▶ [What to do]:
Turn the entries below, from the line containing "Give bounding boxes" through the line containing "section-heading (122, 97, 729, 119)", into a two-column CSV headed text and answer, with one row per entry. Put each field in quotes, replace line breaks with spaces, and leave out the pictures.

+++ Data provided

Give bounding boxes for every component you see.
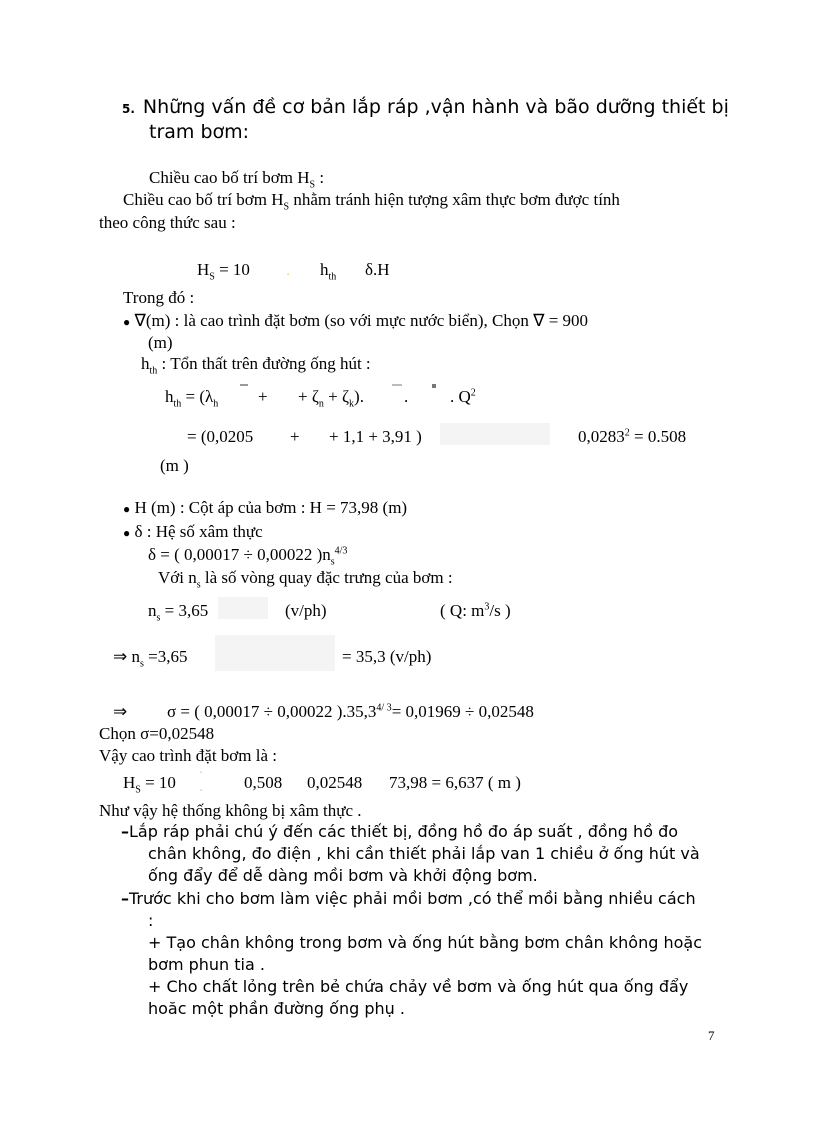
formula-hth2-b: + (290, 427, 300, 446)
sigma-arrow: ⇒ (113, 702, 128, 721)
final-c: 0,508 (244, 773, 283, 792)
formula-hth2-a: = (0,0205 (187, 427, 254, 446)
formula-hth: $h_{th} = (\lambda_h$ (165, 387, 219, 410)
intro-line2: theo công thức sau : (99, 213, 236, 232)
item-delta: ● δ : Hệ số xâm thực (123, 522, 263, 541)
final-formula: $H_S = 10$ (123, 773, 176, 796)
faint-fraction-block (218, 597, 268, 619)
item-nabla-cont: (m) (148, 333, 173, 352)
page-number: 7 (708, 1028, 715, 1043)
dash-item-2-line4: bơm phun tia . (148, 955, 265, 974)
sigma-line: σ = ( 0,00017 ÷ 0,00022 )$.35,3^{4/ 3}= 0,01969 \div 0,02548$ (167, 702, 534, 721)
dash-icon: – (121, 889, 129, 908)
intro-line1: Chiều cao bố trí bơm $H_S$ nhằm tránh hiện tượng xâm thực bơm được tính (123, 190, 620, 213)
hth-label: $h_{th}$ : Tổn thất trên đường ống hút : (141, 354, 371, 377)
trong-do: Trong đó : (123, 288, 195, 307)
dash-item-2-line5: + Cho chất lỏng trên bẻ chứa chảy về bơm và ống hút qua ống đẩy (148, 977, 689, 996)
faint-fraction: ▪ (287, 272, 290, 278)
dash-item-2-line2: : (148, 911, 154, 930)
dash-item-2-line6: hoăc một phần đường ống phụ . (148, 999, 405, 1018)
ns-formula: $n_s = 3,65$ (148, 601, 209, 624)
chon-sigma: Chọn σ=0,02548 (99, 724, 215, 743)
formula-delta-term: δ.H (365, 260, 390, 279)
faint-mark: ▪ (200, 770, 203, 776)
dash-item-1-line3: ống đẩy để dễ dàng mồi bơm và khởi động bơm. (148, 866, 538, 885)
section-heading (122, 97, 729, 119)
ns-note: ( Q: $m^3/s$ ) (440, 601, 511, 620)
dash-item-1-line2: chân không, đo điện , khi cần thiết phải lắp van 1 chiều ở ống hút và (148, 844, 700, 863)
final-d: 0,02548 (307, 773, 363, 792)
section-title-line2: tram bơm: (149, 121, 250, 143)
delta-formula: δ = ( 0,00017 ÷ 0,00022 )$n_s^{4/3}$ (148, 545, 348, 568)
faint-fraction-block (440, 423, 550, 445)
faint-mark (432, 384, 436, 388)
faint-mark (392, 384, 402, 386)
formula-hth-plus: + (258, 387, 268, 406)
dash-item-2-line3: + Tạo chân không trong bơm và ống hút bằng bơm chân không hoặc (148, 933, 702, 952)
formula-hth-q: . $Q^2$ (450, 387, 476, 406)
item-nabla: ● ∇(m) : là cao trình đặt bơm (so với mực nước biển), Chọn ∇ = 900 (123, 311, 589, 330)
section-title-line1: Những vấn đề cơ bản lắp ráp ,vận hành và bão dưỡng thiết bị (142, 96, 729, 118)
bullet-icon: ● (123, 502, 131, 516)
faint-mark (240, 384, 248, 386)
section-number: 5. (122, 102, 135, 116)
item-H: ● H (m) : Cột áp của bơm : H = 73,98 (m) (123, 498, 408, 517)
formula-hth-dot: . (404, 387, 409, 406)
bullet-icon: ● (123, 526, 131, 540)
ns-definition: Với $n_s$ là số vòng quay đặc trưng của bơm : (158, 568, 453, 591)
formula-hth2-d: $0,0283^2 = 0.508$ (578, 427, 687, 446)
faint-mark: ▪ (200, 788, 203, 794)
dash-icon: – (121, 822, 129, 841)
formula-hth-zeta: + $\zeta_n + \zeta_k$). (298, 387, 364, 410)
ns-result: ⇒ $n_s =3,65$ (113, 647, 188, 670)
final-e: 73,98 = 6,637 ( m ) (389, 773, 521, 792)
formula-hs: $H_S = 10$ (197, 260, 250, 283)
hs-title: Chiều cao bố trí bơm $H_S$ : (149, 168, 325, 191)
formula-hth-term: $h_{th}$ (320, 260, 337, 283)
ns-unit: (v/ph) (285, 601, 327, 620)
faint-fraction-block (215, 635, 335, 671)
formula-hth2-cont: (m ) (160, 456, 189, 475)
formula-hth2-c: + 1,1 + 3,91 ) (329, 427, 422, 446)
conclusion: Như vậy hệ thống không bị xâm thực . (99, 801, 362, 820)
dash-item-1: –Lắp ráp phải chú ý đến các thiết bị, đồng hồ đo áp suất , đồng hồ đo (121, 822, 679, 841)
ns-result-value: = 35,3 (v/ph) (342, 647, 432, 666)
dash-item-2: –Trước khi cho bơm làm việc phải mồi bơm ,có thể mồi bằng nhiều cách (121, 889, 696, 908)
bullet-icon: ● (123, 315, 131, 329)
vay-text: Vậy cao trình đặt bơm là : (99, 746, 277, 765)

++++++
+++ Data provided

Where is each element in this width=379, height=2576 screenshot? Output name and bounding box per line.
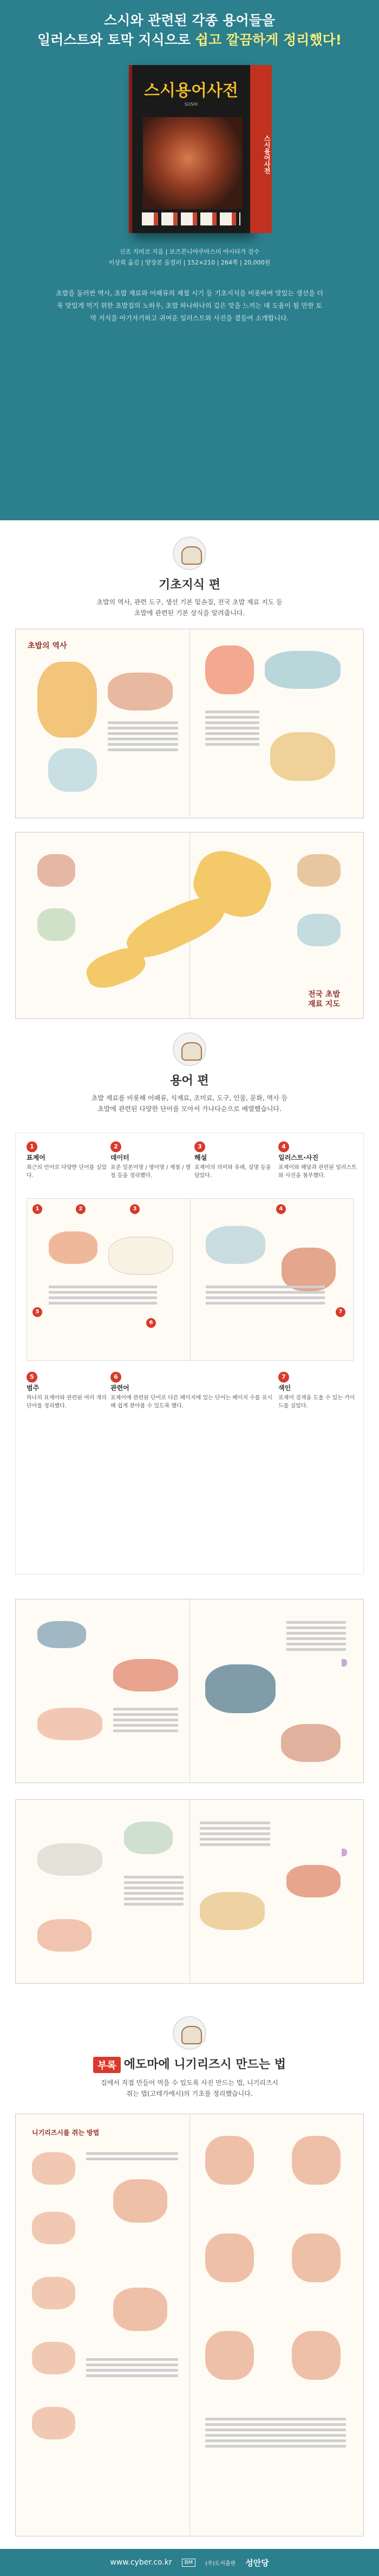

++++++

▶ [Result for this task]:
text,answer
"Give bounding boxes for every component you see.","formula-hth2-b: + (290, 427, 300, 446) sigma-arrow: ⇒ (113, 702, 128, 721) final-c: 0,508 (244, 773, 283, 792) formula-hth2-a: = (0,0205 (187, 427, 254, 446) formula-hth: $h_{th} = (\lambda_h$ (165, 387, 219, 410) intro-line2: theo công thức sau : (99, 213, 236, 232) item-delta: ● δ : Hệ số xâm thực (123, 522, 263, 541) final-formula: $H_S = 10$ (123, 773, 176, 796) faint-fraction-block (218, 597, 268, 619) item-nabla-cont: (m) (148, 333, 173, 352) page-number: 7 (708, 1028, 715, 1043) dash-item-2-line4: bơm phun tia . (148, 955, 265, 974) sigma-line: σ = ( 0,00017 ÷ 0,00022 )$.35,3^{4/ 3}= 0,01969 \div 0,02548$ (167, 702, 534, 721) dash-icon: – (121, 889, 129, 908) intro-line1: Chiều cao bố trí bơm $H_S$ nhằm tránh hiện tượng xâm thực bơm được tính (123, 190, 620, 213) hth-label: $h_{th}$ : Tổn thất trên đường ống hút : (141, 354, 371, 377) trong-do: Trong đó : (123, 288, 195, 307) dash-item-2-line5: + Cho chất lỏng trên bẻ chứa chảy về bơm và ống hút qua ống đẩy (148, 977, 689, 996) faint-fraction: ▪ (287, 272, 290, 278) dash-item-2-line2: : (148, 911, 154, 930) dash-item-2-line6: hoăc một phần đường ống phụ . (148, 999, 405, 1018) ns-formula: $n_s = 3,65$ (148, 601, 209, 624) chon-sigma: Chọn σ=0,02548 (99, 724, 215, 743) formula-delta-term: δ.H (365, 260, 390, 279) faint-mark: ▪ (200, 770, 203, 776) dash-item-1-line3: ống đẩy để dễ dàng mồi bơm và khởi động bơm. (148, 866, 538, 885) section-heading (122, 97, 729, 119)"